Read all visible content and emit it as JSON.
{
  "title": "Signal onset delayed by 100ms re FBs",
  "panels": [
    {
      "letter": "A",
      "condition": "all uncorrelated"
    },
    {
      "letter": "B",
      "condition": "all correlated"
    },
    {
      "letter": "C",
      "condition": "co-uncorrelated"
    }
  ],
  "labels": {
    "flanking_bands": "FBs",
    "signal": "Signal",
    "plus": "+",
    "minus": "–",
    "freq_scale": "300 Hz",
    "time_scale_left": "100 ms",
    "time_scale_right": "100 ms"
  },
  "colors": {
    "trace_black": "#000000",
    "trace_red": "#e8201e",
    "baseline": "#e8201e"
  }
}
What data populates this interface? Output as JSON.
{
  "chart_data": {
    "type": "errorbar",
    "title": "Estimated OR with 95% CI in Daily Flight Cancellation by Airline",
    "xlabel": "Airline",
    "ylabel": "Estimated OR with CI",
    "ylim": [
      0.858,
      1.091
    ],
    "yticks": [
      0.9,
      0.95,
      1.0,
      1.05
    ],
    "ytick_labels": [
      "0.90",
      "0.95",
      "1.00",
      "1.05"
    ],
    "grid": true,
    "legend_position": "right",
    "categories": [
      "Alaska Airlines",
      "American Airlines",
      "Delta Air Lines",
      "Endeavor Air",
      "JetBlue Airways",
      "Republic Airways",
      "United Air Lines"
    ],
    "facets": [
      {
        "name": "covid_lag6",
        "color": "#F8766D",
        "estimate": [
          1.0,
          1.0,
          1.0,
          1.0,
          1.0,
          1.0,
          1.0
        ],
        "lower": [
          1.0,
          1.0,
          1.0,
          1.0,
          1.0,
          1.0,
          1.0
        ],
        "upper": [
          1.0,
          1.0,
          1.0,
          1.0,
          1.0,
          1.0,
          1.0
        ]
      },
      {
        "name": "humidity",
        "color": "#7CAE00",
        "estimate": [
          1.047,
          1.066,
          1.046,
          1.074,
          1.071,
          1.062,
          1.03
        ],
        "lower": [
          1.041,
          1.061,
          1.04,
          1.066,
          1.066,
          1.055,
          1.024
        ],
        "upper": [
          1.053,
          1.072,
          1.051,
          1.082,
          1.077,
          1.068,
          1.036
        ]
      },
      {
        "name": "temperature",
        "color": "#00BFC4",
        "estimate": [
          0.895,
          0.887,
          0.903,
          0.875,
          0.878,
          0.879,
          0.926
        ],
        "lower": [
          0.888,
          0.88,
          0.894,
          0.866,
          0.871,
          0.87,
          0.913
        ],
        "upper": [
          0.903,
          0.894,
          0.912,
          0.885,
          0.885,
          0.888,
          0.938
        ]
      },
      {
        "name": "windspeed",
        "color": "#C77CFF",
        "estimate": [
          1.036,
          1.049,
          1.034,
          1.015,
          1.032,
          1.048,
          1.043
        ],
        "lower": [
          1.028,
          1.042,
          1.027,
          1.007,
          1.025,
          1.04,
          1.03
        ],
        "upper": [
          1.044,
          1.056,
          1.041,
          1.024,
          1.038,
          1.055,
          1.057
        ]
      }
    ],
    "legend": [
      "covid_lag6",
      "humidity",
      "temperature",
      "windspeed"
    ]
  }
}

--

## Exercise goal
Take the records above and return them exactly as written.

## Exercise answer
Read all visible content and emit it as JSON.
{
  "title": "Signal onset delayed by 100ms re FBs",
  "panels": [
    {
      "letter": "A",
      "condition": "all uncorrelated"
    },
    {
      "letter": "B",
      "condition": "all correlated"
    },
    {
      "letter": "C",
      "condition": "co-uncorrelated"
    }
  ],
  "labels": {
    "flanking_bands": "FBs",
    "signal": "Signal",
    "plus": "+",
    "minus": "–",
    "freq_scale": "300 Hz",
    "time_scale_left": "100 ms",
    "time_scale_right": "100 ms"
  },
  "colors": {
    "trace_black": "#000000",
    "trace_red": "#e8201e",
    "baseline": "#e8201e"
  }
}
What data populates this interface? Output as JSON.
{
  "chart_data": {
    "type": "errorbar",
    "title": "Estimated OR with 95% CI in Daily Flight Cancellation by Airline",
    "xlabel": "Airline",
    "ylabel": "Estimated OR with CI",
    "ylim": [
      0.858,
      1.091
    ],
    "yticks": [
      0.9,
      0.95,
      1.0,
      1.05
    ],
    "ytick_labels": [
      "0.90",
      "0.95",
      "1.00",
      "1.05"
    ],
    "grid": true,
    "legend_position": "right",
    "categories": [
      "Alaska Airlines",
      "American Airlines",
      "Delta Air Lines",
      "Endeavor Air",
      "JetBlue Airways",
      "Republic Airways",
      "United Air Lines"
    ],
    "facets": [
      {
        "name": "covid_lag6",
        "color": "#F8766D",
        "estimate": [
          1.0,
          1.0,
          1.0,
          1.0,
          1.0,
          1.0,
          1.0
        ],
        "lower": [
          1.0,
          1.0,
          1.0,
          1.0,
          1.0,
          1.0,
          1.0
        ],
        "upper": [
          1.0,
          1.0,
          1.0,
          1.0,
          1.0,
          1.0,
          1.0
        ]
      },
      {
        "name": "humidity",
        "color": "#7CAE00",
        "estimate": [
          1.047,
          1.066,
          1.046,
          1.074,
          1.071,
          1.062,
          1.03
        ],
        "lower": [
          1.041,
          1.061,
          1.04,
          1.066,
          1.066,
          1.055,
          1.024
        ],
        "upper": [
          1.053,
          1.072,
          1.051,
          1.082,
          1.077,
          1.068,
          1.036
        ]
      },
      {
        "name": "temperature",
        "color": "#00BFC4",
        "estimate": [
          0.895,
          0.887,
          0.903,
          0.875,
          0.878,
          0.879,
          0.926
        ],
        "lower": [
          0.888,
          0.88,
          0.894,
          0.866,
          0.871,
          0.87,
          0.913
        ],
        "upper": [
          0.903,
          0.894,
          0.912,
          0.885,
          0.885,
          0.888,
          0.938
        ]
      },
      {
        "name": "windspeed",
        "color": "#C77CFF",
        "estimate": [
          1.036,
          1.049,
          1.034,
          1.015,
          1.032,
          1.048,
          1.043
        ],
        "lower": [
          1.028,
          1.042,
          1.027,
          1.007,
          1.025,
          1.04,
          1.03
        ],
        "upper": [
          1.044,
          1.056,
          1.041,
          1.024,
          1.038,
          1.055,
          1.057
        ]
      }
    ],
    "legend": [
      "covid_lag6",
      "humidity",
      "temperature",
      "windspeed"
    ]
  }
}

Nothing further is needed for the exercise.